Copy all lines that contain the word "events".
## Start Input rows
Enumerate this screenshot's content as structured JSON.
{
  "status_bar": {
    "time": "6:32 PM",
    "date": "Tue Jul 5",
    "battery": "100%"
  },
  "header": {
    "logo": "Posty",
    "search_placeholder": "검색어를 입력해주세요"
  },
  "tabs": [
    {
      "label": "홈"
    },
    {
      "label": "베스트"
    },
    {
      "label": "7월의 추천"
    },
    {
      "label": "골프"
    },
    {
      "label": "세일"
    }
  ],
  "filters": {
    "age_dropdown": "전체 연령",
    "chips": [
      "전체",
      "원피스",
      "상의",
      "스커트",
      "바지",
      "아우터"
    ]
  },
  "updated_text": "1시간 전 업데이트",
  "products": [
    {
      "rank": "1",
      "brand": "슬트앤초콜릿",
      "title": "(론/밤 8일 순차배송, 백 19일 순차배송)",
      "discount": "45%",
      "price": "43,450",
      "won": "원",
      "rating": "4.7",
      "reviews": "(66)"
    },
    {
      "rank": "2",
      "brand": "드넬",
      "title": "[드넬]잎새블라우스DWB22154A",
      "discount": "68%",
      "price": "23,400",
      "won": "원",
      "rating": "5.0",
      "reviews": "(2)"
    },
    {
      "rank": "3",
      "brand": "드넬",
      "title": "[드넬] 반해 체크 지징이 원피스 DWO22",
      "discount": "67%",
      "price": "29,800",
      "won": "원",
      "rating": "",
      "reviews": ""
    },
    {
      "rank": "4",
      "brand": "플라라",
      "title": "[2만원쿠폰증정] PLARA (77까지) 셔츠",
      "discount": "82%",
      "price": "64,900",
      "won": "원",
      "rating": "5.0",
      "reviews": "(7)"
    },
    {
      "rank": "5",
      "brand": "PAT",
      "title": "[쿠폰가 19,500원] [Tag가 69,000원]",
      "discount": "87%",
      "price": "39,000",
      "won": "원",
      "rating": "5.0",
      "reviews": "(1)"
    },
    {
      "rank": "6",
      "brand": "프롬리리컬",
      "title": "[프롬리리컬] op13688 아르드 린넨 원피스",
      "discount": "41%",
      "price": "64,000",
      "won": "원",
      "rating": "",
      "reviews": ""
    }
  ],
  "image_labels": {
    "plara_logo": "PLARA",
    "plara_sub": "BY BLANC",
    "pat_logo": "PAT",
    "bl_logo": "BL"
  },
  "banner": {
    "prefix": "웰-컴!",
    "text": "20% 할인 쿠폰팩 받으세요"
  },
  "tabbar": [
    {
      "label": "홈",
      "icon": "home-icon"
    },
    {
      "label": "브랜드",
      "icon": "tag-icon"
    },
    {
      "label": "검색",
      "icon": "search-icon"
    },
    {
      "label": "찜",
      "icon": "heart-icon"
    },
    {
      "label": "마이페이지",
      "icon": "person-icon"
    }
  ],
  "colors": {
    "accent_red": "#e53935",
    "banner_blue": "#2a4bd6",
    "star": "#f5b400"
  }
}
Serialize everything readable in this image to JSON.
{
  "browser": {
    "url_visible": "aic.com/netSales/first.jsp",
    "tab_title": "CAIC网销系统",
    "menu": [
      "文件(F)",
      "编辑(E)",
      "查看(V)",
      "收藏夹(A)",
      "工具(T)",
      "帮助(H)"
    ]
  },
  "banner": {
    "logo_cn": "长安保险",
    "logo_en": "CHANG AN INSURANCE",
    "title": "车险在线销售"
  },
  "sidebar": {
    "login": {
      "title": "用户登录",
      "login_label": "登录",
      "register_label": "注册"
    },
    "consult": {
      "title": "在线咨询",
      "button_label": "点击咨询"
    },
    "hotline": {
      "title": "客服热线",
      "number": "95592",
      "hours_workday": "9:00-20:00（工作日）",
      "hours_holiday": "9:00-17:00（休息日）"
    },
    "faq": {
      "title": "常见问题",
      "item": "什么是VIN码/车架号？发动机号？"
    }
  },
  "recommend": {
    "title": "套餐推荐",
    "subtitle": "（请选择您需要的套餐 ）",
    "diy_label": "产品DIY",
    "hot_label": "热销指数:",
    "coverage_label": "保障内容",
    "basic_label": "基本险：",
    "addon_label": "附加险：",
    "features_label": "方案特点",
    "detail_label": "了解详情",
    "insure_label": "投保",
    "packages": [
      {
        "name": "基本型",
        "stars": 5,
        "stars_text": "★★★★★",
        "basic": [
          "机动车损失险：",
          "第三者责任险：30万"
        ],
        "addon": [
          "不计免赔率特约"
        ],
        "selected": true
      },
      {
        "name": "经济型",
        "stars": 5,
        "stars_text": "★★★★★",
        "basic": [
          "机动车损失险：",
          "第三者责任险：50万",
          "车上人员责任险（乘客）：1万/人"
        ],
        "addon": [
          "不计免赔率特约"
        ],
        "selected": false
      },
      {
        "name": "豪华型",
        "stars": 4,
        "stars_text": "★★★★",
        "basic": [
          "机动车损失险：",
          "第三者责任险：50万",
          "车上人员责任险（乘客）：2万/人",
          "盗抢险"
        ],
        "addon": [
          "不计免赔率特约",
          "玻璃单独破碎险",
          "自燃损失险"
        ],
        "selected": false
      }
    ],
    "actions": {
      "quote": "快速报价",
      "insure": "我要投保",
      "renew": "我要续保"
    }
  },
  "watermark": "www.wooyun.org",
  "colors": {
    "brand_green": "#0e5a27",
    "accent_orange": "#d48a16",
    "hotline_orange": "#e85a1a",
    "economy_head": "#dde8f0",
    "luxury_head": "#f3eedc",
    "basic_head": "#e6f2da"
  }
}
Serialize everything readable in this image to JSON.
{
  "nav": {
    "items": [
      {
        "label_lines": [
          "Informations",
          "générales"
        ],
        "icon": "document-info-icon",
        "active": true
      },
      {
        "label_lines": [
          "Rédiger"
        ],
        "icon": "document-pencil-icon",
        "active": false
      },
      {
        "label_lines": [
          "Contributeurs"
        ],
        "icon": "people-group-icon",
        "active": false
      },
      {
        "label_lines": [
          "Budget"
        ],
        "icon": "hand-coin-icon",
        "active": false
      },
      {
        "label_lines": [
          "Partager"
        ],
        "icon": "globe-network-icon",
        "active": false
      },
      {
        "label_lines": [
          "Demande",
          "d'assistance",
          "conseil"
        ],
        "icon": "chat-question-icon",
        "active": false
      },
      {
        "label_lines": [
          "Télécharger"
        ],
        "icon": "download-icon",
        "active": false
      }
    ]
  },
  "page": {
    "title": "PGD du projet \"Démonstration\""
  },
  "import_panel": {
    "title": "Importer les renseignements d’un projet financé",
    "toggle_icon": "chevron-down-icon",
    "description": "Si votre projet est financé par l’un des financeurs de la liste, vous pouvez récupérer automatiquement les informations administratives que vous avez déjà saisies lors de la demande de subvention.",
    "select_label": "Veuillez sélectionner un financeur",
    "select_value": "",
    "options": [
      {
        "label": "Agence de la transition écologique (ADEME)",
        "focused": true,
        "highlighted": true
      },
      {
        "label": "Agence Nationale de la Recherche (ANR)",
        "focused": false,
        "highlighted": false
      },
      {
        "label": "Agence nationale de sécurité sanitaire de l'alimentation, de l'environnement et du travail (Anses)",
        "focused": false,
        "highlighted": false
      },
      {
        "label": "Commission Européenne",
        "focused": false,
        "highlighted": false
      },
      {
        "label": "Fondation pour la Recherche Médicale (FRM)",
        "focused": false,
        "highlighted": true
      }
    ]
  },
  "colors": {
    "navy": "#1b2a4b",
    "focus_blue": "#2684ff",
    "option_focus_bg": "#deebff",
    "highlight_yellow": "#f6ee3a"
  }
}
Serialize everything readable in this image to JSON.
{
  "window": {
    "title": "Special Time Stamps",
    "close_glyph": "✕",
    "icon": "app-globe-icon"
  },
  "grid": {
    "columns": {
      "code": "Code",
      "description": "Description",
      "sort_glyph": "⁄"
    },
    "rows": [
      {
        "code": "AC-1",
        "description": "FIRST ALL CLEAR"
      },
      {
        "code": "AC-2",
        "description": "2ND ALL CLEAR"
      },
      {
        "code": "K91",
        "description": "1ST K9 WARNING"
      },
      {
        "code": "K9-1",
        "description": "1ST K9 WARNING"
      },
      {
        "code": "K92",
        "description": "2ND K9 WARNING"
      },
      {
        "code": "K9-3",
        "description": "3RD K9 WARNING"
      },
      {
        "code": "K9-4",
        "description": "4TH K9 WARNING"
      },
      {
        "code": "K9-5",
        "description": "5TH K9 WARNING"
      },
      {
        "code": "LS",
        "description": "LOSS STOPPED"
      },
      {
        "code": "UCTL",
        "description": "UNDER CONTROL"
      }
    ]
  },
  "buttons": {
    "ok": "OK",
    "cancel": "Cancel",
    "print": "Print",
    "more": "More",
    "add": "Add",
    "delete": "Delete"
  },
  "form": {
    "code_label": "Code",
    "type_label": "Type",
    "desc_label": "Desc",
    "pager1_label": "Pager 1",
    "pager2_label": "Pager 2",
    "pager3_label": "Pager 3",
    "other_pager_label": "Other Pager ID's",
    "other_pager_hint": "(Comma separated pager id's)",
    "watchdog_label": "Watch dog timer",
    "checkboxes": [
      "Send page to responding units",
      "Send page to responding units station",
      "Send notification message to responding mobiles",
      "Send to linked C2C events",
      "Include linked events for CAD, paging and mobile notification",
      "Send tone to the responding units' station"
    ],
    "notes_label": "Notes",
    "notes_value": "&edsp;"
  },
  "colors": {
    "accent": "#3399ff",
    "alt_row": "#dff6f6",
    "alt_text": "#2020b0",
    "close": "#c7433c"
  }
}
## End Input rows
**Written solution**
      "Send to linked C2C events",
      "Include linked events for CAD, paging and mobile notification",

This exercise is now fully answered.